### What to work on
Copy out every line containing the word "flyttinger".

(Dataset items)
=-=-=
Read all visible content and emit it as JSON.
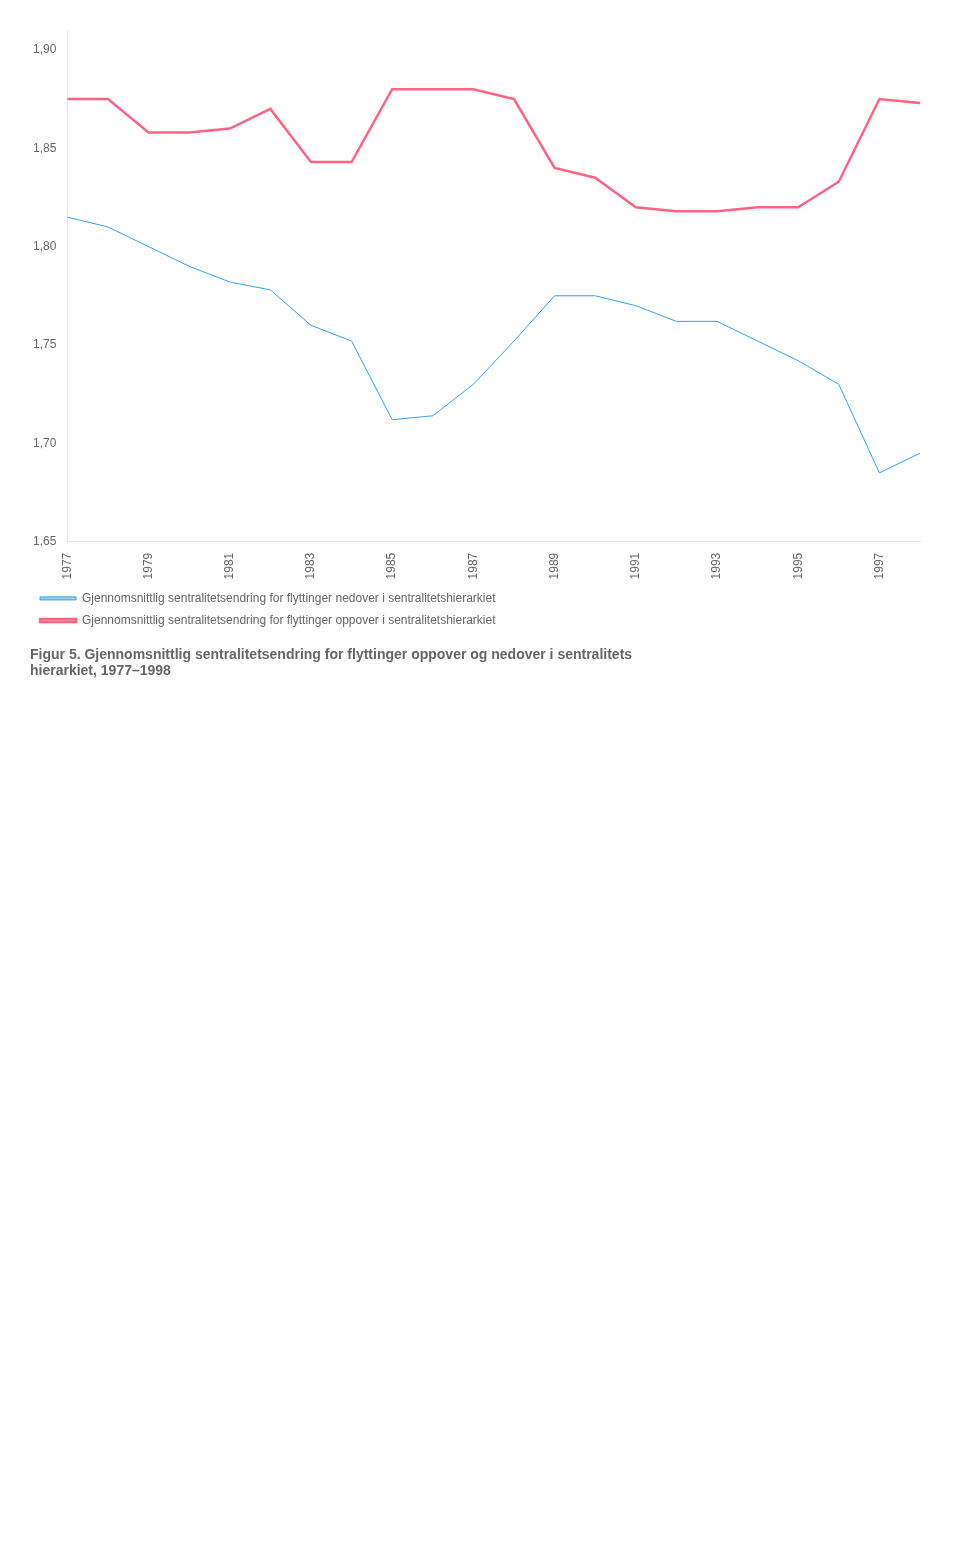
{
  "chart_data": {
    "type": "line",
    "title": [
      "Figur 5. Gjennomsnittlig sentralitetsendring for flyttinger oppover og nedover i sentralitets",
      "hierarkiet, 1977–1998"
    ],
    "x": [
      1977,
      1978,
      1979,
      1980,
      1981,
      1982,
      1983,
      1984,
      1985,
      1986,
      1987,
      1988,
      1989,
      1990,
      1991,
      1992,
      1993,
      1994,
      1995,
      1996,
      1997,
      1998
    ],
    "series": [
      {
        "name": "Gjennomsnittlig sentralitetsendring for flyttinger nedover i sentralitetshierarkiet",
        "values": [
          1.815,
          1.81,
          1.8,
          1.79,
          1.782,
          1.778,
          1.76,
          1.752,
          1.712,
          1.714,
          1.73,
          1.752,
          1.775,
          1.775,
          1.77,
          1.762,
          1.762,
          1.752,
          1.742,
          1.73,
          1.685,
          1.695
        ]
      },
      {
        "name": "Gjennomsnittlig sentralitetsendring for flyttinger oppover i sentralitetshierarkiet",
        "values": [
          1.875,
          1.875,
          1.858,
          1.858,
          1.86,
          1.87,
          1.843,
          1.843,
          1.88,
          1.88,
          1.88,
          1.875,
          1.84,
          1.835,
          1.82,
          1.818,
          1.818,
          1.82,
          1.82,
          1.833,
          1.875,
          1.873
        ]
      }
    ],
    "xlim": [
      1977,
      1998
    ],
    "xticks": [
      1977,
      1979,
      1981,
      1983,
      1985,
      1987,
      1989,
      1991,
      1993,
      1995,
      1997
    ],
    "ylim": [
      1.65,
      1.91
    ],
    "yticks": [
      {
        "value": 1.65,
        "label": "1,65"
      },
      {
        "value": 1.7,
        "label": "1,70"
      },
      {
        "value": 1.75,
        "label": "1,75"
      },
      {
        "value": 1.8,
        "label": "1,80"
      },
      {
        "value": 1.85,
        "label": "1,85"
      },
      {
        "value": 1.9,
        "label": "1,90"
      }
    ],
    "grid": false,
    "legend": "bottom"
  }
}
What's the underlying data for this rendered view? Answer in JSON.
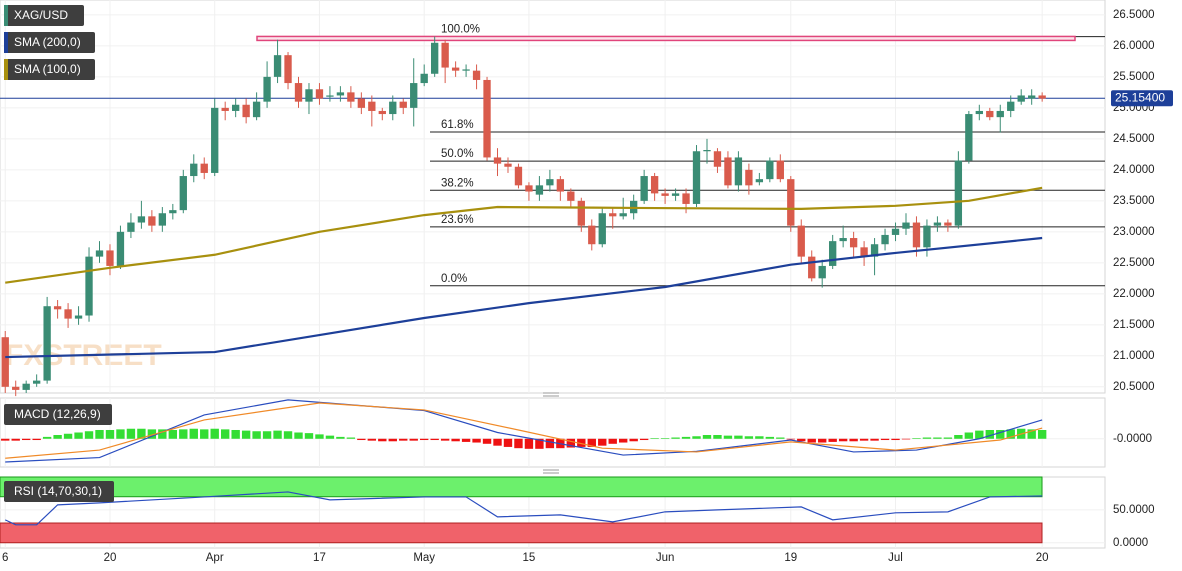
{
  "chart_data": [
    {
      "type": "candlestick",
      "series": [
        {
          "name": "XAG/USD",
          "color": "#3a8c74",
          "down_color": "#d95b4c",
          "open": [
            21.3,
            20.5,
            20.45,
            20.55,
            20.6,
            21.8,
            21.75,
            21.6,
            21.65,
            22.6,
            22.7,
            22.45,
            23.0,
            23.15,
            23.25,
            23.1,
            23.3,
            23.35,
            23.9,
            24.1,
            23.95,
            25.0,
            24.95,
            25.05,
            24.85,
            25.1,
            25.5,
            25.85,
            25.4,
            25.1,
            25.3,
            25.18,
            25.2,
            25.25,
            25.15,
            25.1,
            24.95,
            24.9,
            25.1,
            25.0,
            25.4,
            25.55,
            26.05,
            25.65,
            25.6,
            25.6,
            25.45,
            24.2,
            24.1,
            24.05,
            23.75,
            23.6,
            23.75,
            23.85,
            23.65,
            23.5,
            23.1,
            22.8,
            23.3,
            23.25,
            23.3,
            23.5,
            23.9,
            23.62,
            23.58,
            23.62,
            23.45,
            24.3,
            24.3,
            24.2,
            23.75,
            24.0,
            23.8,
            23.85,
            24.15,
            23.85,
            23.1,
            22.6,
            22.25,
            22.45,
            22.85,
            22.9,
            22.75,
            22.6,
            22.8,
            22.95,
            23.05,
            23.15,
            22.75,
            23.1,
            23.15,
            23.1,
            24.15,
            24.9,
            24.95,
            24.85,
            24.95,
            25.1,
            25.15,
            25.2
          ],
          "high": [
            21.4,
            20.6,
            20.6,
            20.7,
            21.95,
            21.9,
            21.85,
            21.8,
            22.75,
            22.85,
            22.8,
            23.1,
            23.3,
            23.5,
            23.35,
            23.4,
            23.45,
            24.0,
            24.25,
            24.2,
            25.15,
            25.1,
            25.15,
            25.15,
            25.25,
            25.75,
            26.1,
            25.9,
            25.5,
            25.4,
            25.4,
            25.35,
            25.35,
            25.35,
            25.25,
            25.2,
            25.0,
            25.2,
            25.15,
            25.8,
            25.7,
            26.15,
            26.1,
            25.75,
            25.7,
            25.7,
            25.5,
            24.35,
            24.2,
            24.1,
            23.8,
            23.9,
            24.0,
            23.9,
            23.7,
            23.55,
            23.2,
            23.4,
            23.4,
            23.55,
            23.6,
            24.0,
            23.95,
            23.7,
            23.7,
            23.7,
            24.4,
            24.5,
            24.35,
            24.3,
            24.3,
            24.1,
            23.95,
            24.2,
            24.25,
            23.9,
            23.2,
            22.7,
            22.55,
            22.95,
            23.1,
            23.0,
            22.85,
            22.9,
            23.05,
            23.15,
            23.3,
            23.25,
            23.2,
            23.25,
            23.2,
            24.3,
            24.95,
            25.05,
            25.0,
            25.05,
            25.2,
            25.3,
            25.3,
            25.25
          ],
          "low": [
            20.4,
            20.35,
            20.4,
            20.5,
            20.55,
            21.6,
            21.45,
            21.5,
            21.55,
            22.5,
            22.3,
            22.4,
            22.9,
            23.05,
            23.0,
            23.0,
            23.2,
            23.3,
            23.8,
            23.85,
            23.9,
            24.8,
            24.85,
            24.75,
            24.8,
            25.0,
            25.4,
            25.3,
            25.0,
            24.9,
            25.05,
            25.1,
            25.1,
            25.0,
            24.9,
            24.7,
            24.8,
            24.8,
            24.9,
            24.7,
            25.35,
            25.5,
            25.4,
            25.5,
            25.5,
            25.3,
            24.15,
            23.9,
            23.95,
            23.7,
            23.5,
            23.5,
            23.65,
            23.5,
            23.4,
            23.0,
            22.7,
            22.75,
            23.05,
            23.2,
            23.2,
            23.45,
            23.5,
            23.45,
            23.5,
            23.3,
            23.4,
            24.1,
            23.95,
            23.7,
            23.65,
            23.6,
            23.75,
            23.8,
            23.8,
            23.0,
            22.5,
            22.2,
            22.1,
            22.4,
            22.75,
            22.6,
            22.45,
            22.3,
            22.7,
            22.85,
            22.95,
            22.6,
            22.6,
            23.0,
            23.0,
            23.05,
            24.1,
            24.8,
            24.8,
            24.6,
            24.85,
            25.05,
            25.05,
            25.1
          ],
          "close": [
            20.5,
            20.45,
            20.55,
            20.6,
            21.8,
            21.75,
            21.6,
            21.65,
            22.6,
            22.7,
            22.45,
            23.0,
            23.15,
            23.25,
            23.1,
            23.3,
            23.35,
            23.9,
            24.1,
            23.95,
            25.0,
            24.95,
            25.05,
            24.85,
            25.1,
            25.5,
            25.85,
            25.4,
            25.1,
            25.3,
            25.15,
            25.2,
            25.25,
            25.1,
            25.0,
            24.95,
            24.9,
            25.1,
            25.0,
            25.4,
            25.55,
            26.05,
            25.65,
            25.6,
            25.62,
            25.45,
            24.2,
            24.1,
            24.05,
            23.75,
            23.65,
            23.75,
            23.85,
            23.65,
            23.5,
            23.1,
            22.8,
            23.3,
            23.25,
            23.3,
            23.5,
            23.9,
            23.62,
            23.58,
            23.62,
            23.45,
            24.3,
            24.32,
            24.05,
            23.75,
            24.2,
            23.75,
            23.85,
            24.15,
            23.85,
            23.1,
            22.6,
            22.25,
            22.45,
            22.85,
            22.9,
            22.75,
            22.6,
            22.8,
            22.95,
            23.05,
            23.15,
            22.75,
            23.1,
            23.15,
            23.1,
            24.15,
            24.9,
            24.95,
            24.85,
            24.95,
            25.1,
            25.2,
            25.2,
            25.15
          ]
        },
        {
          "name": "SMA (200,0)",
          "color": "#1d3f99",
          "x": [
            0,
            20,
            40,
            50,
            63,
            75,
            85,
            99
          ],
          "values": [
            20.98,
            21.06,
            21.61,
            21.85,
            22.11,
            22.47,
            22.66,
            22.9
          ]
        },
        {
          "name": "SMA (100,0)",
          "color": "#a8900e",
          "x": [
            0,
            10,
            20,
            30,
            40,
            47,
            56,
            76,
            85,
            92,
            99
          ],
          "values": [
            22.18,
            22.42,
            22.63,
            23.0,
            23.27,
            23.4,
            23.39,
            23.37,
            23.42,
            23.5,
            23.71
          ]
        }
      ],
      "fib_levels": [
        {
          "label": "100.0%",
          "value": 26.15
        },
        {
          "label": "61.8%",
          "value": 24.61
        },
        {
          "label": "50.0%",
          "value": 24.14
        },
        {
          "label": "38.2%",
          "value": 23.67
        },
        {
          "label": "23.6%",
          "value": 23.08
        },
        {
          "label": "0.0%",
          "value": 22.13
        }
      ],
      "resistance": {
        "value": 26.12,
        "color": "#e0457b"
      },
      "last_price": {
        "value": 25.154,
        "label": "25.15400",
        "color": "#1d3f99"
      },
      "watermark": "FXSTREET",
      "xlim": [
        -0.5,
        105
      ],
      "xticks": [
        {
          "value": 0,
          "label": "6"
        },
        {
          "value": 10,
          "label": "20"
        },
        {
          "value": 20,
          "label": "Apr"
        },
        {
          "value": 30,
          "label": "17"
        },
        {
          "value": 40,
          "label": "May"
        },
        {
          "value": 50,
          "label": "15"
        },
        {
          "value": 63,
          "label": "Jun"
        },
        {
          "value": 75,
          "label": "19"
        },
        {
          "value": 85,
          "label": "Jul"
        },
        {
          "value": 99,
          "label": "20"
        }
      ],
      "ylim": [
        20.4,
        26.74
      ],
      "yticks": [
        {
          "value": 20.5,
          "label": "20.5000"
        },
        {
          "value": 21,
          "label": "21.0000"
        },
        {
          "value": 21.5,
          "label": "21.5000"
        },
        {
          "value": 22,
          "label": "22.0000"
        },
        {
          "value": 22.5,
          "label": "22.5000"
        },
        {
          "value": 23,
          "label": "23.0000"
        },
        {
          "value": 23.5,
          "label": "23.5000"
        },
        {
          "value": 24,
          "label": "24.0000"
        },
        {
          "value": 24.5,
          "label": "24.5000"
        },
        {
          "value": 25,
          "label": "25.0000"
        },
        {
          "value": 25.5,
          "label": "25.5000"
        },
        {
          "value": 26,
          "label": "26.0000"
        },
        {
          "value": 26.5,
          "label": "26.5000"
        }
      ],
      "grid": true
    },
    {
      "type": "macd",
      "title": "MACD (12,26,9)",
      "histogram": {
        "up_color": "#33dd33",
        "down_color": "#ee1111",
        "values": [
          -0.03,
          -0.03,
          -0.02,
          -0.02,
          0.03,
          0.06,
          0.08,
          0.1,
          0.12,
          0.14,
          0.14,
          0.15,
          0.16,
          0.16,
          0.15,
          0.15,
          0.14,
          0.15,
          0.16,
          0.15,
          0.16,
          0.15,
          0.14,
          0.13,
          0.12,
          0.12,
          0.13,
          0.12,
          0.1,
          0.09,
          0.07,
          0.05,
          0.03,
          0.02,
          -0.02,
          -0.03,
          -0.04,
          -0.04,
          -0.03,
          -0.03,
          -0.02,
          -0.02,
          -0.03,
          -0.04,
          -0.05,
          -0.06,
          -0.08,
          -0.11,
          -0.13,
          -0.15,
          -0.16,
          -0.16,
          -0.15,
          -0.15,
          -0.14,
          -0.13,
          -0.13,
          -0.11,
          -0.08,
          -0.06,
          -0.04,
          -0.02,
          0.01,
          0.01,
          0.02,
          0.03,
          0.04,
          0.06,
          0.06,
          0.05,
          0.05,
          0.04,
          0.04,
          0.03,
          0.02,
          -0.01,
          -0.04,
          -0.06,
          -0.06,
          -0.05,
          -0.04,
          -0.04,
          -0.03,
          -0.03,
          -0.02,
          -0.02,
          -0.01,
          0.01,
          0.02,
          0.02,
          0.02,
          0.06,
          0.1,
          0.13,
          0.14,
          0.14,
          0.15,
          0.16,
          0.15,
          0.14
        ]
      },
      "lines": [
        {
          "color": "#2a4dbf",
          "x": [
            0,
            9,
            19,
            27,
            40,
            47,
            59,
            66,
            75,
            81,
            87,
            93,
            99
          ],
          "values": [
            -0.37,
            -0.3,
            0.38,
            0.62,
            0.45,
            0.1,
            -0.26,
            -0.2,
            -0.02,
            -0.21,
            -0.18,
            0.0,
            0.3
          ]
        },
        {
          "color": "#f08a28",
          "x": [
            0,
            9,
            19,
            30,
            40,
            49,
            57,
            66,
            75,
            85,
            95,
            99
          ],
          "values": [
            -0.31,
            -0.18,
            0.3,
            0.57,
            0.46,
            0.14,
            -0.15,
            -0.21,
            -0.05,
            -0.18,
            -0.02,
            0.17
          ]
        }
      ],
      "ylim": [
        -0.45,
        0.65
      ],
      "yticks": [
        {
          "value": 0,
          "label": "-0.0000"
        }
      ]
    },
    {
      "type": "rsi",
      "title": "RSI (14,70,30,1)",
      "color": "#2a4dbf",
      "x": [
        0,
        1,
        3,
        5,
        9,
        19,
        27,
        31,
        40,
        44,
        47,
        53,
        58,
        63,
        68,
        76,
        79,
        85,
        90,
        94,
        99
      ],
      "values": [
        34.8,
        27.3,
        27.3,
        57.6,
        60.6,
        69.7,
        77.3,
        65.2,
        69.7,
        69.7,
        39.4,
        42.4,
        31.8,
        47,
        50,
        54.5,
        34.8,
        45.5,
        47,
        69.7,
        71.2
      ],
      "overbought": 70,
      "oversold": 30,
      "overbought_color": "#6cf06c",
      "oversold_color": "#f0626a",
      "ylim": [
        -8,
        100
      ],
      "yticks": [
        {
          "value": 50,
          "label": "50.0000"
        },
        {
          "value": 0,
          "label": "0.0000"
        }
      ]
    }
  ]
}
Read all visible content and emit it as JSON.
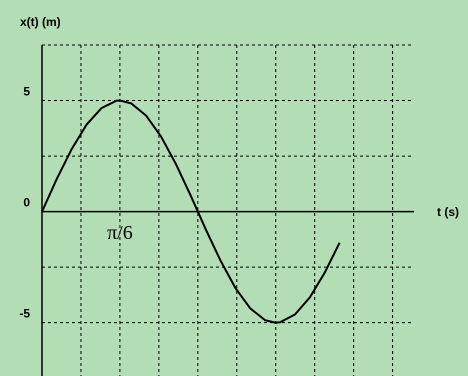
=-=-=
### Exercise output
      "Figur 5. Gjennomsnittlig sentralitetsendring for flyttinger oppover og nedover i sentralitets",
        "name": "Gjennomsnittlig sentralitetsendring for flyttinger nedover i sentralitetshierarkiet",
        "name": "Gjennomsnittlig sentralitetsendring for flyttinger oppover i sentralitetshierarkiet",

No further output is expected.